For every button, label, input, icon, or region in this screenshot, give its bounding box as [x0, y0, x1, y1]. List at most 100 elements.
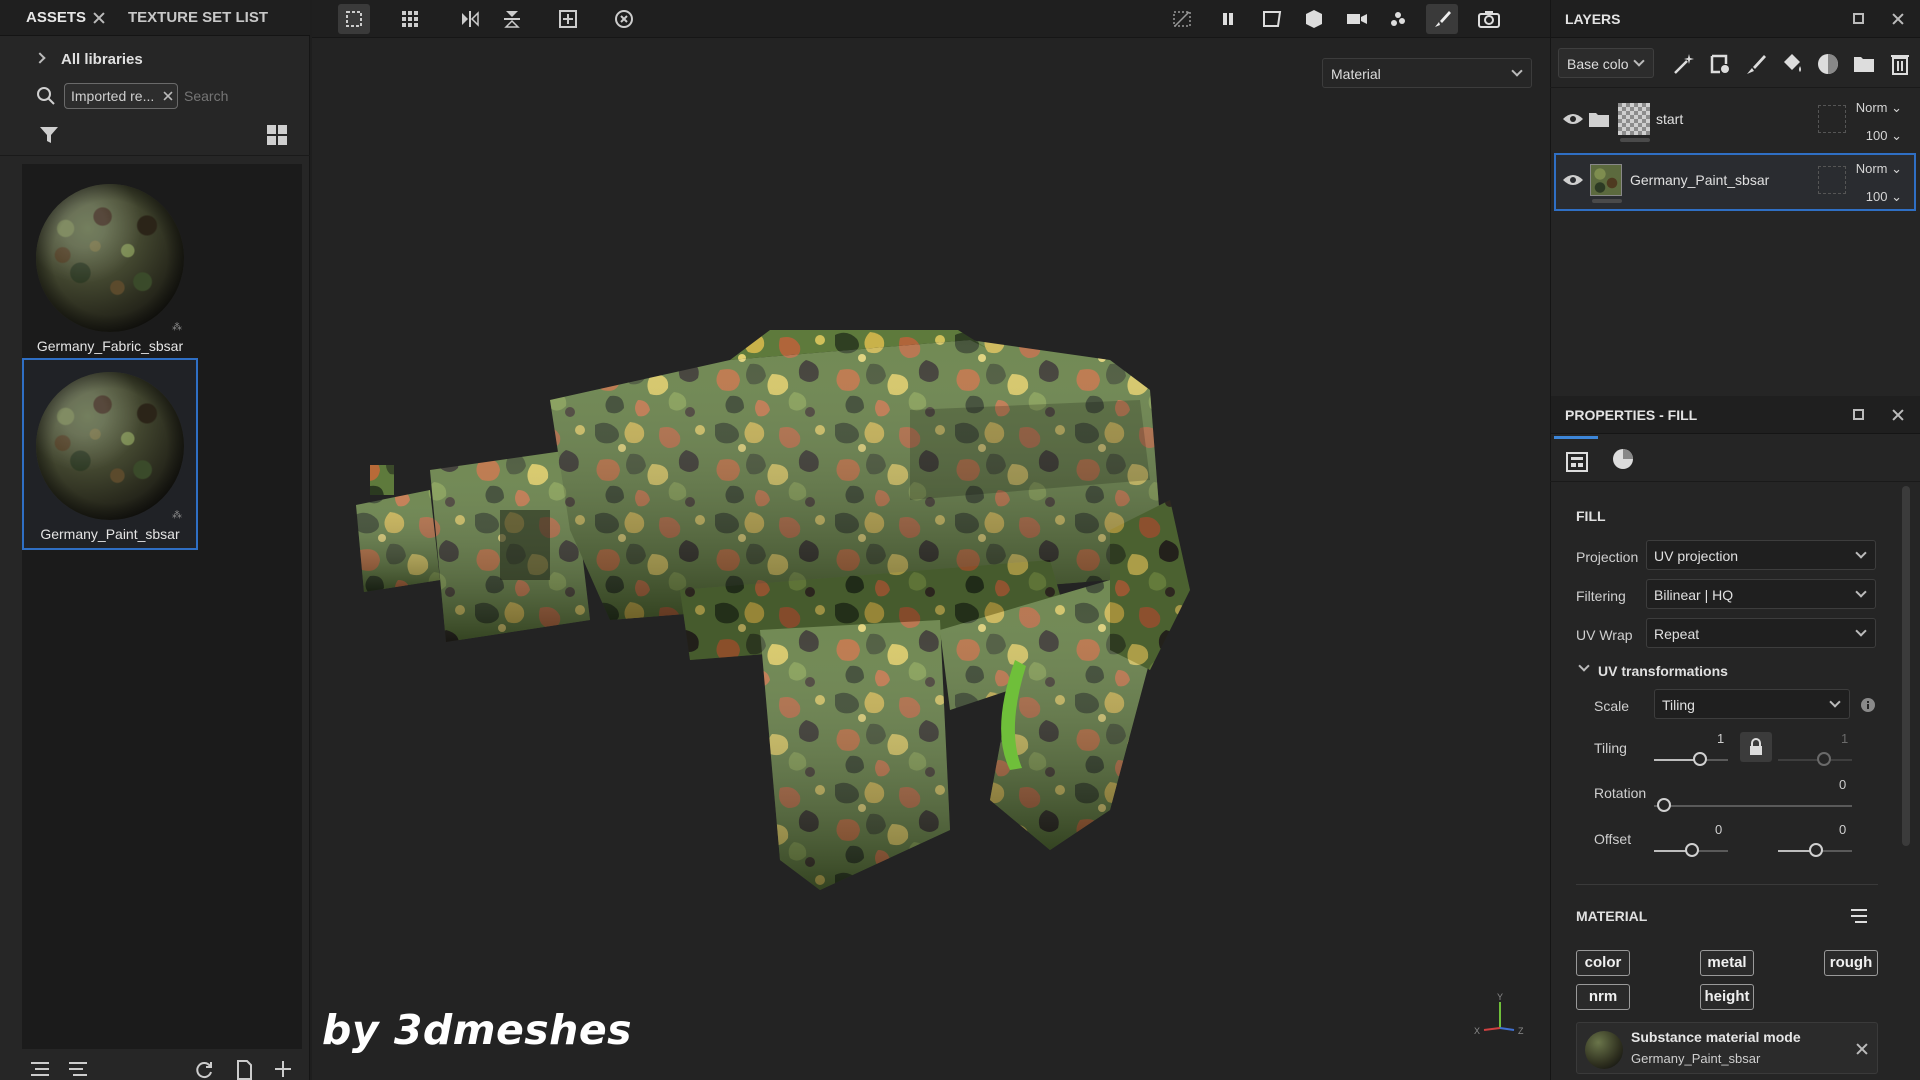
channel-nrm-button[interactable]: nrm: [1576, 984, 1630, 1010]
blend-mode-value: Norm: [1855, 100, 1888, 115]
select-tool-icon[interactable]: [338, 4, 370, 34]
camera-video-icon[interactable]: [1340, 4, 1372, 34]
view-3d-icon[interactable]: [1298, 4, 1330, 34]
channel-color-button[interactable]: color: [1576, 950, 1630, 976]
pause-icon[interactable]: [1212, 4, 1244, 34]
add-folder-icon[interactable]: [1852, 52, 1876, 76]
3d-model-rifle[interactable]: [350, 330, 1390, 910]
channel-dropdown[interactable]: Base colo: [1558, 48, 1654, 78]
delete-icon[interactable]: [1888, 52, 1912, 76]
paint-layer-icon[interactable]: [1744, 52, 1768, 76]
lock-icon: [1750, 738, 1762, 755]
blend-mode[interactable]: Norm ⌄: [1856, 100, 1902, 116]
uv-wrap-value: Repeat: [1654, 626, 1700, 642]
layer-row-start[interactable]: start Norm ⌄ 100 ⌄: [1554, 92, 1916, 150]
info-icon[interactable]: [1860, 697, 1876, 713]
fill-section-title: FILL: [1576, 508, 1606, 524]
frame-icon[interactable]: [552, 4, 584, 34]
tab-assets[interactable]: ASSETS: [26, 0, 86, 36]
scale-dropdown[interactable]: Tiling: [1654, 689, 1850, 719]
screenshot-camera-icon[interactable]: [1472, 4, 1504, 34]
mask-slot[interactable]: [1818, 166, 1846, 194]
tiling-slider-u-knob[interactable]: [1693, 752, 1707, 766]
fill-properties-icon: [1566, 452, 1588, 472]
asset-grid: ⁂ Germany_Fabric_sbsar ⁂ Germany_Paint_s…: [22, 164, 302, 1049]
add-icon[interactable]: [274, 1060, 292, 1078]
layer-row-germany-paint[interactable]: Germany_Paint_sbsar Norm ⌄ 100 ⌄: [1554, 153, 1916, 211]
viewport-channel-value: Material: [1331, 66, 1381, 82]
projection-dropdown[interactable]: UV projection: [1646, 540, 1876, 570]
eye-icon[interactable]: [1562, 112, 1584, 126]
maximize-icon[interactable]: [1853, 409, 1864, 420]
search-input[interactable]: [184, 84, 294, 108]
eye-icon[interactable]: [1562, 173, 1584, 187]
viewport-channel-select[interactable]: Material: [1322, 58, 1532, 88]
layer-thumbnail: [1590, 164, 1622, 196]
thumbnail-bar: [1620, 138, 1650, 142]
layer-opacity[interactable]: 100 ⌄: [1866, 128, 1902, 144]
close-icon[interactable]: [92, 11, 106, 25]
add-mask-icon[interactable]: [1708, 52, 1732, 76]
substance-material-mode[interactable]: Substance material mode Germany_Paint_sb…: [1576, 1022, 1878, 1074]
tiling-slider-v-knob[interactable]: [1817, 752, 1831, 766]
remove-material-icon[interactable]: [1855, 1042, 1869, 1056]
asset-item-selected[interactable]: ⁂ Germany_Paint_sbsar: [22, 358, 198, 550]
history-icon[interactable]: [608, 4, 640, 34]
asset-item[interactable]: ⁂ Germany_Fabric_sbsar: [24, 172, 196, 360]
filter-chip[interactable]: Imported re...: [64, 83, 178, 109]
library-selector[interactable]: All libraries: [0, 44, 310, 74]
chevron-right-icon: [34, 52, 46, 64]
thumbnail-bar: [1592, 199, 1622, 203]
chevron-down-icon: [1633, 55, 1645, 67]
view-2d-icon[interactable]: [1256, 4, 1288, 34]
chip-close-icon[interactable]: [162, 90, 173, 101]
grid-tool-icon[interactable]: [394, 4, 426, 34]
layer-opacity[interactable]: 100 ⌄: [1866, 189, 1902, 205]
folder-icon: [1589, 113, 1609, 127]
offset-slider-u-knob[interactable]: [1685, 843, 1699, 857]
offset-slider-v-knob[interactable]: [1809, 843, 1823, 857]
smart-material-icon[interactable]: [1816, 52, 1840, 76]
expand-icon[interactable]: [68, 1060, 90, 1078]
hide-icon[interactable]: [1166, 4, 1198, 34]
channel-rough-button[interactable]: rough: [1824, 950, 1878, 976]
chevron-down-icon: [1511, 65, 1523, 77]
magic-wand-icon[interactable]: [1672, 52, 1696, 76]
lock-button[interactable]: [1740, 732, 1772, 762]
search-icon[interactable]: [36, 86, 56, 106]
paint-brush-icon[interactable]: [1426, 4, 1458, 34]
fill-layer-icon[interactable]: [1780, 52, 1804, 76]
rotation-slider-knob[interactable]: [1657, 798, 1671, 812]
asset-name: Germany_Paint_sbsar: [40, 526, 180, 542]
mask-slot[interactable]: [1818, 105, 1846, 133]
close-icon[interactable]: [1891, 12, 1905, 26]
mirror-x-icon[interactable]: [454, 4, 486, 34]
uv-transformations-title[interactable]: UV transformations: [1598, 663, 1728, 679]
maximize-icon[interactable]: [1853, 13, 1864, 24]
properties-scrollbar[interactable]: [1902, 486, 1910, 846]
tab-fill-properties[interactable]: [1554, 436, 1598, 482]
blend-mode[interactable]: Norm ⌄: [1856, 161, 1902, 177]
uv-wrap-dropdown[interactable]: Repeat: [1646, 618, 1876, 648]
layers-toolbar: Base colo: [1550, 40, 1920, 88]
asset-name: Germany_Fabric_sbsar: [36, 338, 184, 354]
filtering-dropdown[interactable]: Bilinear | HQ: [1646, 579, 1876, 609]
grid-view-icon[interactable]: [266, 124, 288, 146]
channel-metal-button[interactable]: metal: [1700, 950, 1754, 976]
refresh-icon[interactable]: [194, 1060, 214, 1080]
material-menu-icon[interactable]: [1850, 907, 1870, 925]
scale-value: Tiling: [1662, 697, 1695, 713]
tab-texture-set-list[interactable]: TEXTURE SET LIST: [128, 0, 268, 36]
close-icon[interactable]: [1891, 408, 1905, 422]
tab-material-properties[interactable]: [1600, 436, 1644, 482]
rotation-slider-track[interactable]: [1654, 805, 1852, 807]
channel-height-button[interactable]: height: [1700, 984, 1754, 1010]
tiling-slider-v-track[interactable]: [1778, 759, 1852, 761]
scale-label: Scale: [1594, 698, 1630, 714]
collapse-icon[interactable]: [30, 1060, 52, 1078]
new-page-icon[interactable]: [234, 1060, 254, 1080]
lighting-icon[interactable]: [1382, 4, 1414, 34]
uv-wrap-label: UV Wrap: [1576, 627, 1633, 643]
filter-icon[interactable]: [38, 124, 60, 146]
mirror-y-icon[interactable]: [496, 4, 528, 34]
++++++++
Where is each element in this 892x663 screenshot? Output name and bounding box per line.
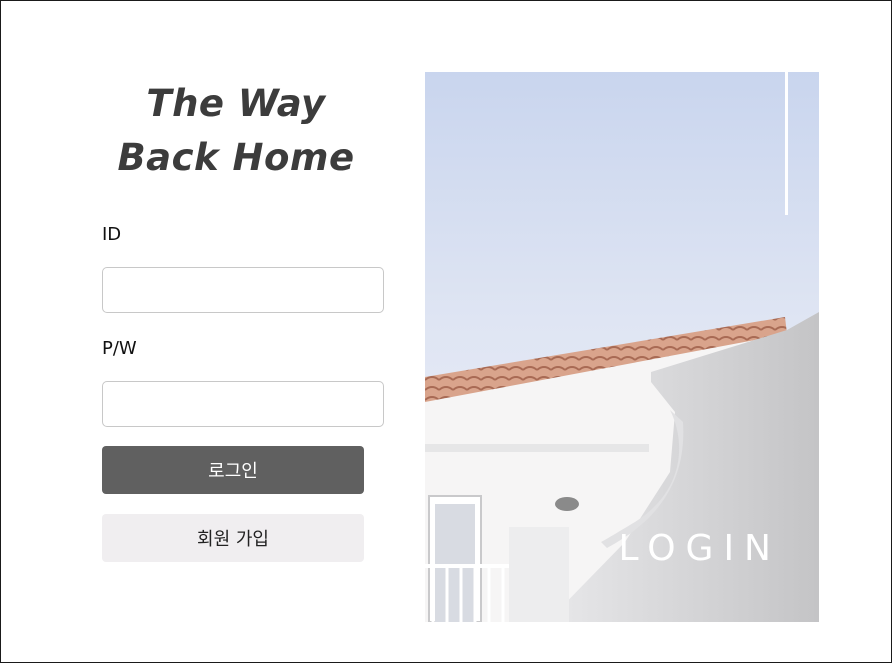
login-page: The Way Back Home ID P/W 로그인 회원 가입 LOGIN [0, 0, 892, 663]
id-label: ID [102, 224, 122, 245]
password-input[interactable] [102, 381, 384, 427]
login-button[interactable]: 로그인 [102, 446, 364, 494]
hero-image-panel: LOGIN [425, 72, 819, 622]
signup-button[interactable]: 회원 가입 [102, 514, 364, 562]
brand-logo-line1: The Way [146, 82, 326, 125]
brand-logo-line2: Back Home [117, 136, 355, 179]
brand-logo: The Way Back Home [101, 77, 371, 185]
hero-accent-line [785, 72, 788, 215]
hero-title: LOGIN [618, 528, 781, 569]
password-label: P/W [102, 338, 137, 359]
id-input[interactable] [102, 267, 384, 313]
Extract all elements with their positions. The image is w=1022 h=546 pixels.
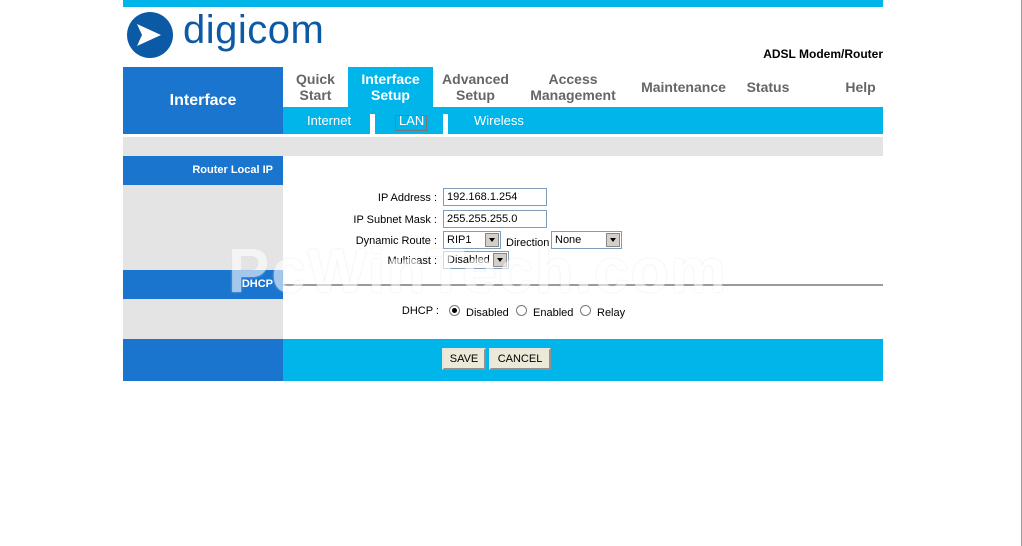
++++++++
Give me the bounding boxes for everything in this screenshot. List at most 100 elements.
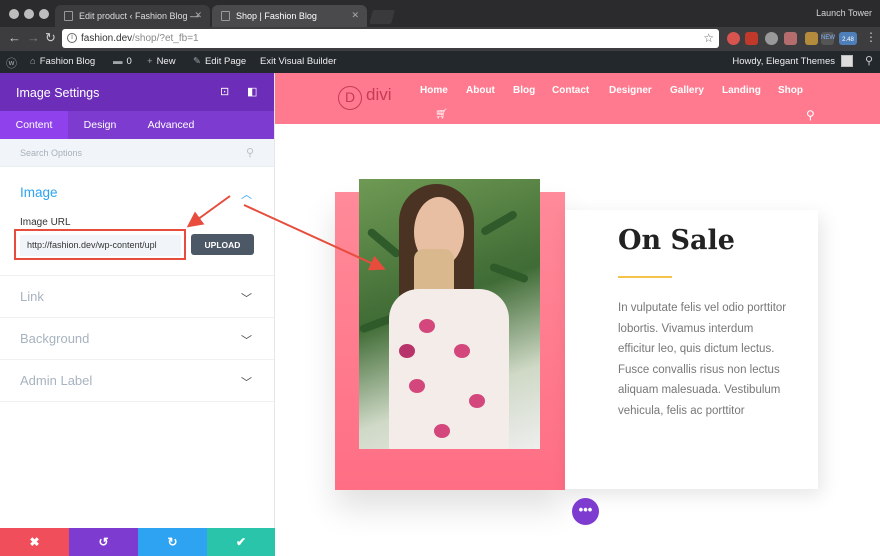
++++++++
• **Prompt**: Rewrite the entries above, beginning at the line that contains "For every button, label, input, icon, or" and stopping after the line that contains "fill-section-title: FILL: [1576, 508, 1606, 524]", with "interactable" replaced by "clickable" and everything else unchanged. Leave the pictures out of your answer.

• **Reply**:
For every button, label, input, icon, or region in this screenshot, give its bounding box as [x0, y0, x1, y1]. List at most 100 elements.
channel-nrm-button[clickable]: nrm: [1576, 984, 1630, 1010]
blend-mode-value: Norm: [1855, 100, 1888, 115]
select-tool-icon[clickable]: [338, 4, 370, 34]
camera-video-icon[clickable]: [1340, 4, 1372, 34]
view-3d-icon[clickable]: [1298, 4, 1330, 34]
channel-color-button[clickable]: color: [1576, 950, 1630, 976]
pause-icon[clickable]: [1212, 4, 1244, 34]
add-folder-icon[clickable]: [1852, 52, 1876, 76]
3d-model-rifle[clickable]: [350, 330, 1390, 910]
channel-dropdown[clickable]: Base colo: [1558, 48, 1654, 78]
delete-icon[clickable]: [1888, 52, 1912, 76]
paint-layer-icon[clickable]: [1744, 52, 1768, 76]
lock-icon: [1750, 738, 1762, 755]
blend-mode[clickable]: Norm ⌄: [1856, 100, 1902, 116]
uv-wrap-value: Repeat: [1654, 626, 1700, 642]
layer-row-start[clickable]: start Norm ⌄ 100 ⌄: [1554, 92, 1916, 150]
info-icon[clickable]: [1860, 697, 1876, 713]
fill-section-title: FILL: [1576, 508, 1606, 524]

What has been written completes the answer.